Stored data
*-*-*

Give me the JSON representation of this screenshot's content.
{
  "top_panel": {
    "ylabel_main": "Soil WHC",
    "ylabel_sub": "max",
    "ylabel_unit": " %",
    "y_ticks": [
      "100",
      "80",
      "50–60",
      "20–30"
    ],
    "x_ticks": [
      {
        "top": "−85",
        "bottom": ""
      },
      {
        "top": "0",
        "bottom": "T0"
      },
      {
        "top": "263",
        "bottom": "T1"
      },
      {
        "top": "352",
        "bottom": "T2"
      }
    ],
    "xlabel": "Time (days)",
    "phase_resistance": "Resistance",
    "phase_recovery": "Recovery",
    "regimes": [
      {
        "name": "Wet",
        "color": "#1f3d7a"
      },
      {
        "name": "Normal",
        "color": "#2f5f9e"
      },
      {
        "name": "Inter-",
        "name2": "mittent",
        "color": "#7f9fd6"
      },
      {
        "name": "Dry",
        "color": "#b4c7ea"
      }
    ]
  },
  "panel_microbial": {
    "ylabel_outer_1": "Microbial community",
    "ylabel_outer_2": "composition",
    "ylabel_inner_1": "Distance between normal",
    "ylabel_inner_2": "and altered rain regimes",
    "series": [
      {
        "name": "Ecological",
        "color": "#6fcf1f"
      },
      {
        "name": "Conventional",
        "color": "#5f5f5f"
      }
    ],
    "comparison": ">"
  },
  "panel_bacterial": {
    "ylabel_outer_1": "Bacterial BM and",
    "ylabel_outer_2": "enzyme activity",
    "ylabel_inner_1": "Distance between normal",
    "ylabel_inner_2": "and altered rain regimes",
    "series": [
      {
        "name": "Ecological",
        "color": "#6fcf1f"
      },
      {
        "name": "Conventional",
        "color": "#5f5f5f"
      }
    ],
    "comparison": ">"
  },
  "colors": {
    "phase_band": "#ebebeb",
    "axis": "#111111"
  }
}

*-*-*

_PROBLEM DETAILS_:
The records above must be transcribed in full, word for word.

_YOUR SOLUTION_:
Give me the JSON representation of this screenshot's content.
{
  "top_panel": {
    "ylabel_main": "Soil WHC",
    "ylabel_sub": "max",
    "ylabel_unit": " %",
    "y_ticks": [
      "100",
      "80",
      "50–60",
      "20–30"
    ],
    "x_ticks": [
      {
        "top": "−85",
        "bottom": ""
      },
      {
        "top": "0",
        "bottom": "T0"
      },
      {
        "top": "263",
        "bottom": "T1"
      },
      {
        "top": "352",
        "bottom": "T2"
      }
    ],
    "xlabel": "Time (days)",
    "phase_resistance": "Resistance",
    "phase_recovery": "Recovery",
    "regimes": [
      {
        "name": "Wet",
        "color": "#1f3d7a"
      },
      {
        "name": "Normal",
        "color": "#2f5f9e"
      },
      {
        "name": "Inter-",
        "name2": "mittent",
        "color": "#7f9fd6"
      },
      {
        "name": "Dry",
        "color": "#b4c7ea"
      }
    ]
  },
  "panel_microbial": {
    "ylabel_outer_1": "Microbial community",
    "ylabel_outer_2": "composition",
    "ylabel_inner_1": "Distance between normal",
    "ylabel_inner_2": "and altered rain regimes",
    "series": [
      {
        "name": "Ecological",
        "color": "#6fcf1f"
      },
      {
        "name": "Conventional",
        "color": "#5f5f5f"
      }
    ],
    "comparison": ">"
  },
  "panel_bacterial": {
    "ylabel_outer_1": "Bacterial BM and",
    "ylabel_outer_2": "enzyme activity",
    "ylabel_inner_1": "Distance between normal",
    "ylabel_inner_2": "and altered rain regimes",
    "series": [
      {
        "name": "Ecological",
        "color": "#6fcf1f"
      },
      {
        "name": "Conventional",
        "color": "#5f5f5f"
      }
    ],
    "comparison": ">"
  },
  "colors": {
    "phase_band": "#ebebeb",
    "axis": "#111111"
  }
}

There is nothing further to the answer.